= GIVEN EXERCISE =
Reproduce the entries word for word, from the first one down through the line that contains "trade-profit: Trade Profit: 0.00", with both ends included.
-- Start EXTRACTED INFORMATION --
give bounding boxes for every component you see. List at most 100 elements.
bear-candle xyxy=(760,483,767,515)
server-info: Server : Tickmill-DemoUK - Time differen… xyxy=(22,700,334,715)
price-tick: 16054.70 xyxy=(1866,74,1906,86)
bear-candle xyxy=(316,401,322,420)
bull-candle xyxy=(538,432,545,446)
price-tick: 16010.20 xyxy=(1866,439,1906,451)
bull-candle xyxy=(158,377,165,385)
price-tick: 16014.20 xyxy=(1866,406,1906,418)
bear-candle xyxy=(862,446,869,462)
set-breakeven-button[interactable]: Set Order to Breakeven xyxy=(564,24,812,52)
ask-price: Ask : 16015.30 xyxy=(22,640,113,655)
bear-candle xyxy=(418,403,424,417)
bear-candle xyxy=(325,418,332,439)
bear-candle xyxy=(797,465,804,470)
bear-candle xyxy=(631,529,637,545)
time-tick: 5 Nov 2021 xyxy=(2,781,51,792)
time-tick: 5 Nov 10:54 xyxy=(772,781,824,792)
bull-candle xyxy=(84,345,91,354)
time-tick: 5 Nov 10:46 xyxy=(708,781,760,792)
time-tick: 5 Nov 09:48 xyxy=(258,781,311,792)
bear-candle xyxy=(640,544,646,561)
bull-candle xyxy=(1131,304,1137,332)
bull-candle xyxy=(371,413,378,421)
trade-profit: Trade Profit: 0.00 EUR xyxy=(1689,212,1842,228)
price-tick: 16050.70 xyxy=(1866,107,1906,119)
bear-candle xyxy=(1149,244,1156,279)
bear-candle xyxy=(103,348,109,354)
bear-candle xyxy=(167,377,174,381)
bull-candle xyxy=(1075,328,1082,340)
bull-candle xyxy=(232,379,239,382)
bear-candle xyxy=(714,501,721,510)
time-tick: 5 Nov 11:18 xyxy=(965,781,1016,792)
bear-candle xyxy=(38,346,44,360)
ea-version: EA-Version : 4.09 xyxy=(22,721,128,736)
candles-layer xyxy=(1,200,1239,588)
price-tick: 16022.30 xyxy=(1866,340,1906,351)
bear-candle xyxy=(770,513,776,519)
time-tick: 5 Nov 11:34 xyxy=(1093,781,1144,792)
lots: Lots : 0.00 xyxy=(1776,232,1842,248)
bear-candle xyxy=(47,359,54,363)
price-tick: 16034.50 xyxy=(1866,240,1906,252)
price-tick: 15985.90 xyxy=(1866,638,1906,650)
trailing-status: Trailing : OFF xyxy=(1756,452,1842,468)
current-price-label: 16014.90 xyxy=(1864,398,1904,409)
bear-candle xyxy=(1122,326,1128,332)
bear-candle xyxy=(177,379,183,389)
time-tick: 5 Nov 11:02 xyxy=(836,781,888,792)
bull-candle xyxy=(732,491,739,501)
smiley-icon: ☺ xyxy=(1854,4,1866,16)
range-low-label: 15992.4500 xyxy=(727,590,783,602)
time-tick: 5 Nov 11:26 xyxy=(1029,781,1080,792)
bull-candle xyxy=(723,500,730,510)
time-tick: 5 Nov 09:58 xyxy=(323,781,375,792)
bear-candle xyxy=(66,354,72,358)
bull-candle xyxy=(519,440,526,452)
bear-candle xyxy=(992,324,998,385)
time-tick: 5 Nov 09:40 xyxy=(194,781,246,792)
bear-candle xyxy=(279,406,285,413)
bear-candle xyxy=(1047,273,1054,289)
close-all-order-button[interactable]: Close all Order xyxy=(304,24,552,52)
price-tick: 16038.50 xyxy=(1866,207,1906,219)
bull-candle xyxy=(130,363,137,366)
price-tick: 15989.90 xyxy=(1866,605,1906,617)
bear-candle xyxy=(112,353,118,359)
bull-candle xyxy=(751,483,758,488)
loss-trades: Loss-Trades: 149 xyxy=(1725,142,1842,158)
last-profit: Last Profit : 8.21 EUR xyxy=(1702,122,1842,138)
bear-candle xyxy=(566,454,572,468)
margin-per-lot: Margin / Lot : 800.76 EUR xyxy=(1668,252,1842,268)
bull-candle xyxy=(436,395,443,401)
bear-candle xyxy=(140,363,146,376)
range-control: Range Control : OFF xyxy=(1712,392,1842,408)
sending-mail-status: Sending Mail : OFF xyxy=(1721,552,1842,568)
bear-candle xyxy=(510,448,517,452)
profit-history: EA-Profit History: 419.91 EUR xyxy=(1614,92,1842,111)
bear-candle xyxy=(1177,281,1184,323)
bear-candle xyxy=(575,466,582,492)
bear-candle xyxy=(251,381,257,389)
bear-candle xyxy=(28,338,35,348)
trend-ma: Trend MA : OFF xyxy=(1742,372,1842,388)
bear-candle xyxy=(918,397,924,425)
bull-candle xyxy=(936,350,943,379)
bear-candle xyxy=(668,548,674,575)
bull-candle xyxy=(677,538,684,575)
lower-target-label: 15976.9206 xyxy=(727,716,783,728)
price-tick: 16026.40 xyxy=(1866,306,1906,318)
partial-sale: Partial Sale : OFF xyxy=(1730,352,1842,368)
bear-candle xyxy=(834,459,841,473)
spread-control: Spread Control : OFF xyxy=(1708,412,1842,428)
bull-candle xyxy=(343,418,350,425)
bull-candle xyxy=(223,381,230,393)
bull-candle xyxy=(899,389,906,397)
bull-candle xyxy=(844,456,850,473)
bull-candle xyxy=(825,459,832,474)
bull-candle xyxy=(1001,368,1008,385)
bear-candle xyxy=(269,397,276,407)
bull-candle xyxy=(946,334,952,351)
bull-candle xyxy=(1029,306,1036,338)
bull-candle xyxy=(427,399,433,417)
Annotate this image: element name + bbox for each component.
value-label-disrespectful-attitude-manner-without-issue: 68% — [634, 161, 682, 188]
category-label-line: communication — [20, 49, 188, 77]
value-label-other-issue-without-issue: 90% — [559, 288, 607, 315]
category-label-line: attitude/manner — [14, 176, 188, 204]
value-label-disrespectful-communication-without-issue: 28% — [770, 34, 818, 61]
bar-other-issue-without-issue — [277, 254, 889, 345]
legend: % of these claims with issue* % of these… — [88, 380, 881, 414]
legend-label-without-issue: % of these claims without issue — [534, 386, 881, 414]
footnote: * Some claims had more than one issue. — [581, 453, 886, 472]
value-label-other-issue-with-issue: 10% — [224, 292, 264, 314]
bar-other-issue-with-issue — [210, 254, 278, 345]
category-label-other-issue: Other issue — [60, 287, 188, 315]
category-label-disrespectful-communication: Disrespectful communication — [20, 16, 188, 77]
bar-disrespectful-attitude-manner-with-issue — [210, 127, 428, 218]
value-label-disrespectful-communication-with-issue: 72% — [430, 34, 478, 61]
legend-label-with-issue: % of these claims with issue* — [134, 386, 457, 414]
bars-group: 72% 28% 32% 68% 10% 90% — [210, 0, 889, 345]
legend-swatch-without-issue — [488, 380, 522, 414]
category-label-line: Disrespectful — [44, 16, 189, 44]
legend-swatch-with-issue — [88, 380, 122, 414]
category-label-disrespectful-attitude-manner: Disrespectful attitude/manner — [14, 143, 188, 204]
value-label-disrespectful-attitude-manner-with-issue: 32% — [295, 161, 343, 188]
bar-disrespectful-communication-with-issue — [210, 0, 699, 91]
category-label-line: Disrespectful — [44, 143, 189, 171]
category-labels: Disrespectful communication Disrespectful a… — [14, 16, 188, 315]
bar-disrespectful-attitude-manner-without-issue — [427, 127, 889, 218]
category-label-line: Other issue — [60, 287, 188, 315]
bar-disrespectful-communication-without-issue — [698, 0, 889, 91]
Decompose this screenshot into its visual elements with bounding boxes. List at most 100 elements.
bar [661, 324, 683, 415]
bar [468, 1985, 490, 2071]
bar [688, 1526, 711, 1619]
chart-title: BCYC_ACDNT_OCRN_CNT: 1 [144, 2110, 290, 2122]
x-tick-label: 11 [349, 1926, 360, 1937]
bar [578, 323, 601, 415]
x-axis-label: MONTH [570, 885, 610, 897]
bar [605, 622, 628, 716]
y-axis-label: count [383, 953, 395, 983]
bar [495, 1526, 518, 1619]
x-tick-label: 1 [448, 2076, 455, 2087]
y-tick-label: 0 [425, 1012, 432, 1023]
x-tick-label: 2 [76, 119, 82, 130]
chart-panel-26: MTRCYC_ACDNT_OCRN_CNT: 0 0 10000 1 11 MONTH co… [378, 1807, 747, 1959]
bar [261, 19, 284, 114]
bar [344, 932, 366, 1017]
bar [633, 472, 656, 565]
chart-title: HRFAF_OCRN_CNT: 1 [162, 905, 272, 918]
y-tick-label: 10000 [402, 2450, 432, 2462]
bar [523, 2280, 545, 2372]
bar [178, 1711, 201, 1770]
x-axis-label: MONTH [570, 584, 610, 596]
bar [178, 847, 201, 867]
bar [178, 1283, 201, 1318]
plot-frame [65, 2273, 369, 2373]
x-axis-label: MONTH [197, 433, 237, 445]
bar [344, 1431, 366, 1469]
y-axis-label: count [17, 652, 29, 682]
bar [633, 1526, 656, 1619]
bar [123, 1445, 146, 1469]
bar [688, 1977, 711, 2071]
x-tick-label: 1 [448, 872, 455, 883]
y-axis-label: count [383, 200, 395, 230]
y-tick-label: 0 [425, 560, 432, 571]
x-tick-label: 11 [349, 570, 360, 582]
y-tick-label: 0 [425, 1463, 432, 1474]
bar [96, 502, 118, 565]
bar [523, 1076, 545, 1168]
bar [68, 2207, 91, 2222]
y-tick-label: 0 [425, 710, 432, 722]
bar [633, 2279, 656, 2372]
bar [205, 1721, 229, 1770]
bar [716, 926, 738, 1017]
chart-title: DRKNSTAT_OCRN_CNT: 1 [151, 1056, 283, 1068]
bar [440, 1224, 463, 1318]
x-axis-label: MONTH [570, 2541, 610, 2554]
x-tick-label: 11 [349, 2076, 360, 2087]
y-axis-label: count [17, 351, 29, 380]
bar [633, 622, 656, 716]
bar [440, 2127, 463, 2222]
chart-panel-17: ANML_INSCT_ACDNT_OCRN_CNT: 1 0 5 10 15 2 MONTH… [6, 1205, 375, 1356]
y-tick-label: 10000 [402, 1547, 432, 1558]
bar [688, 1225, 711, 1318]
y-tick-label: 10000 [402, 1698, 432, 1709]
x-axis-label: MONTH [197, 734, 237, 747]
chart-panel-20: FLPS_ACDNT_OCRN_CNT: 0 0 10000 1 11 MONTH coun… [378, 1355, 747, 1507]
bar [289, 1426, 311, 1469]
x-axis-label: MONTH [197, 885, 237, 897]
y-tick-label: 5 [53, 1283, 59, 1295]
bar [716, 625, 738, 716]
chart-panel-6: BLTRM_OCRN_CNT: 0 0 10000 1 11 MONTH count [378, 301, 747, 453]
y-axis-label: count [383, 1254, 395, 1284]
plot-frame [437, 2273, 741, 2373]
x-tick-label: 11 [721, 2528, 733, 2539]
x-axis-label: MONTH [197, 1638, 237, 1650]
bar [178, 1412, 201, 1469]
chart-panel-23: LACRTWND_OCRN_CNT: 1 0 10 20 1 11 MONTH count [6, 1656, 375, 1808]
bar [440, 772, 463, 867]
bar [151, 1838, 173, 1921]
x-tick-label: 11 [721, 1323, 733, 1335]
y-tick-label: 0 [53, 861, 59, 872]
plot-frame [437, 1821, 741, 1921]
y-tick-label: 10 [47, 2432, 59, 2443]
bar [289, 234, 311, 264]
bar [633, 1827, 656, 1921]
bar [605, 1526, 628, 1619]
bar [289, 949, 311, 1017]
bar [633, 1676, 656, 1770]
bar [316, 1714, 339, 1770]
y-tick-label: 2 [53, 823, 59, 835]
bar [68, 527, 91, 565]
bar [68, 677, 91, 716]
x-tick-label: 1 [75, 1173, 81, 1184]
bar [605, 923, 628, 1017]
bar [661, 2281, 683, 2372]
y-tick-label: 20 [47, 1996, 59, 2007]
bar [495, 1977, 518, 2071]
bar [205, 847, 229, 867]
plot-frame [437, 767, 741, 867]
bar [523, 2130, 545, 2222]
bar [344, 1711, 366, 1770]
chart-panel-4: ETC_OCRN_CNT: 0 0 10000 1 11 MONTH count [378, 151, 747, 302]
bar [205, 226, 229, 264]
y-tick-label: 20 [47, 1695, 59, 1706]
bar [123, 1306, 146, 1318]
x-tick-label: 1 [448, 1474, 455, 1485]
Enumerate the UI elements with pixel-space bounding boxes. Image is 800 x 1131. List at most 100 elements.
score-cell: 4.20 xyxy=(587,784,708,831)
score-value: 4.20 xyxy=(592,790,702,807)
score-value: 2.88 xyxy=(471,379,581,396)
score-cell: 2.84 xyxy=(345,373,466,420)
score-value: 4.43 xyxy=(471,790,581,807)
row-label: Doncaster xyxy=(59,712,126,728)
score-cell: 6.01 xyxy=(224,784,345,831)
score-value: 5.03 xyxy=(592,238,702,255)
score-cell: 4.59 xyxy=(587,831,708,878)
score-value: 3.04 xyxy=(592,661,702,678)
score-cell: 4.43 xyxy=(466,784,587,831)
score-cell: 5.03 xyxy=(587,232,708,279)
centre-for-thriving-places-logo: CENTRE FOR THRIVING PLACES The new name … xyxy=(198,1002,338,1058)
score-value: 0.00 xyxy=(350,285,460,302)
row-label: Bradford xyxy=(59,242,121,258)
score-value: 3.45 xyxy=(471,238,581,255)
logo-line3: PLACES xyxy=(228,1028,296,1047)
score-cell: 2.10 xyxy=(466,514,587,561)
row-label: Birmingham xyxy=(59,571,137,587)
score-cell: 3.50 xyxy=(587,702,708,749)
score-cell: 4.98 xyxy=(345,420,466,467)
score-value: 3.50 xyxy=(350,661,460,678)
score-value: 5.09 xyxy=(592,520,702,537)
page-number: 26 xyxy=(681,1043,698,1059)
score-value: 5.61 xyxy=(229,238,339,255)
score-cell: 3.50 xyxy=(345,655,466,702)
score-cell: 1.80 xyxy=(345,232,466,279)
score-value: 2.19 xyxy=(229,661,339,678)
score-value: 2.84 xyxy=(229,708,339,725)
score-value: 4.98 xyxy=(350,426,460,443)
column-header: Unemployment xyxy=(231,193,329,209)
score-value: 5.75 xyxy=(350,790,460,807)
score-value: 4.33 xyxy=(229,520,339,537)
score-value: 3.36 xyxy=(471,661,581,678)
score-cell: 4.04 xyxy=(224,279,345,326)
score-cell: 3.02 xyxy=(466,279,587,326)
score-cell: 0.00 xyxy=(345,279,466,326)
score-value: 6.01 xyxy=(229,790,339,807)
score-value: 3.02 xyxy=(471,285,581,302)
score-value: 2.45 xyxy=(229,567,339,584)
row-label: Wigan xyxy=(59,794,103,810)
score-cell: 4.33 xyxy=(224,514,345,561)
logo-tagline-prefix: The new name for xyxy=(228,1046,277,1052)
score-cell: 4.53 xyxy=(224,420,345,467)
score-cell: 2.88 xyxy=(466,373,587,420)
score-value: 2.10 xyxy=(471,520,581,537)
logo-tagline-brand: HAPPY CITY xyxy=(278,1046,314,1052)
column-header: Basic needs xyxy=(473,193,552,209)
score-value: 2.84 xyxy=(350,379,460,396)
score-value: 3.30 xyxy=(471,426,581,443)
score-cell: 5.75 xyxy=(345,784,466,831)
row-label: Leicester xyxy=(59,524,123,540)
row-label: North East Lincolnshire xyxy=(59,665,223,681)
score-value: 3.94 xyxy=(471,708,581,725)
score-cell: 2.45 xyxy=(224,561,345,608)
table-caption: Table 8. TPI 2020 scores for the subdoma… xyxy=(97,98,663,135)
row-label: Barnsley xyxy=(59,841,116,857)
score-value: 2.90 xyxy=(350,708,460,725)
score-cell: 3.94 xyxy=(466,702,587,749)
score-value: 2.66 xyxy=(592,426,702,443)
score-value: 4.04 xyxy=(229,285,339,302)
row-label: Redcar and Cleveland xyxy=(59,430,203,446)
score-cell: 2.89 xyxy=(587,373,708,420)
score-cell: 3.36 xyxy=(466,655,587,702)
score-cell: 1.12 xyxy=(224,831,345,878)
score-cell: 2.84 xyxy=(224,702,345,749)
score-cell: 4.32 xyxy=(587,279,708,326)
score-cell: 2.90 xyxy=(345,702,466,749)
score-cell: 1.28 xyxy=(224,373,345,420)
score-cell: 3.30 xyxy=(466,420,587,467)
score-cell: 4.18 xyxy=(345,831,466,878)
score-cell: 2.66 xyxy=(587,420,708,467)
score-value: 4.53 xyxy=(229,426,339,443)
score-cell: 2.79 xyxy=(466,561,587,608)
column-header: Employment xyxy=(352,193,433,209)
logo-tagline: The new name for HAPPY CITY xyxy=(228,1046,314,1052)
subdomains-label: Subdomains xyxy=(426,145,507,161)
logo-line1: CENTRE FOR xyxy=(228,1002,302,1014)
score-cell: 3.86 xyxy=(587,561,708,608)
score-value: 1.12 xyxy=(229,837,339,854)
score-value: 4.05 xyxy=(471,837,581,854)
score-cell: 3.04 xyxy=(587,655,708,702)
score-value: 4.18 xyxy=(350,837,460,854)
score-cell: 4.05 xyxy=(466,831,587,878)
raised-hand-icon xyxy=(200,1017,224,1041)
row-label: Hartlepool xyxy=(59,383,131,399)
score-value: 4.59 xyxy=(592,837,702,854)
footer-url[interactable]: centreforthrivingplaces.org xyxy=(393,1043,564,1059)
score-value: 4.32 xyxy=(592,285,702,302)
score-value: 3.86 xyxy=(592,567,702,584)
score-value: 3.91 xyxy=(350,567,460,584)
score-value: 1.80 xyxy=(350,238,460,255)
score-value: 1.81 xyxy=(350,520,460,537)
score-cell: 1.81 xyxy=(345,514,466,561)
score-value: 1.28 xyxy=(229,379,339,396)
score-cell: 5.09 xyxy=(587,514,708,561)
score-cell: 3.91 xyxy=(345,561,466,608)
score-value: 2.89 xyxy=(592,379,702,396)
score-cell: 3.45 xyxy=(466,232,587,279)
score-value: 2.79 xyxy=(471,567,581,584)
-- End EXTRACTED INFORMATION --
= TASK RESPONSE =
give bounding boxes for every component you see. List at most 100 elements.
bear-candle xyxy=(760,483,767,515)
server-info: Server : Tickmill-DemoUK - Time differen… xyxy=(22,700,334,715)
price-tick: 16054.70 xyxy=(1866,74,1906,86)
bear-candle xyxy=(316,401,322,420)
bull-candle xyxy=(538,432,545,446)
price-tick: 16010.20 xyxy=(1866,439,1906,451)
bull-candle xyxy=(158,377,165,385)
price-tick: 16014.20 xyxy=(1866,406,1906,418)
bear-candle xyxy=(862,446,869,462)
set-breakeven-button[interactable]: Set Order to Breakeven xyxy=(564,24,812,52)
ask-price: Ask : 16015.30 xyxy=(22,640,113,655)
bear-candle xyxy=(418,403,424,417)
bear-candle xyxy=(325,418,332,439)
bear-candle xyxy=(797,465,804,470)
bear-candle xyxy=(631,529,637,545)
time-tick: 5 Nov 2021 xyxy=(2,781,51,792)
time-tick: 5 Nov 10:54 xyxy=(772,781,824,792)
bull-candle xyxy=(84,345,91,354)
time-tick: 5 Nov 10:46 xyxy=(708,781,760,792)
time-tick: 5 Nov 09:48 xyxy=(258,781,311,792)
bear-candle xyxy=(640,544,646,561)
bull-candle xyxy=(1131,304,1137,332)
bull-candle xyxy=(371,413,378,421)
trade-profit: Trade Profit: 0.00 EUR xyxy=(1689,212,1842,228)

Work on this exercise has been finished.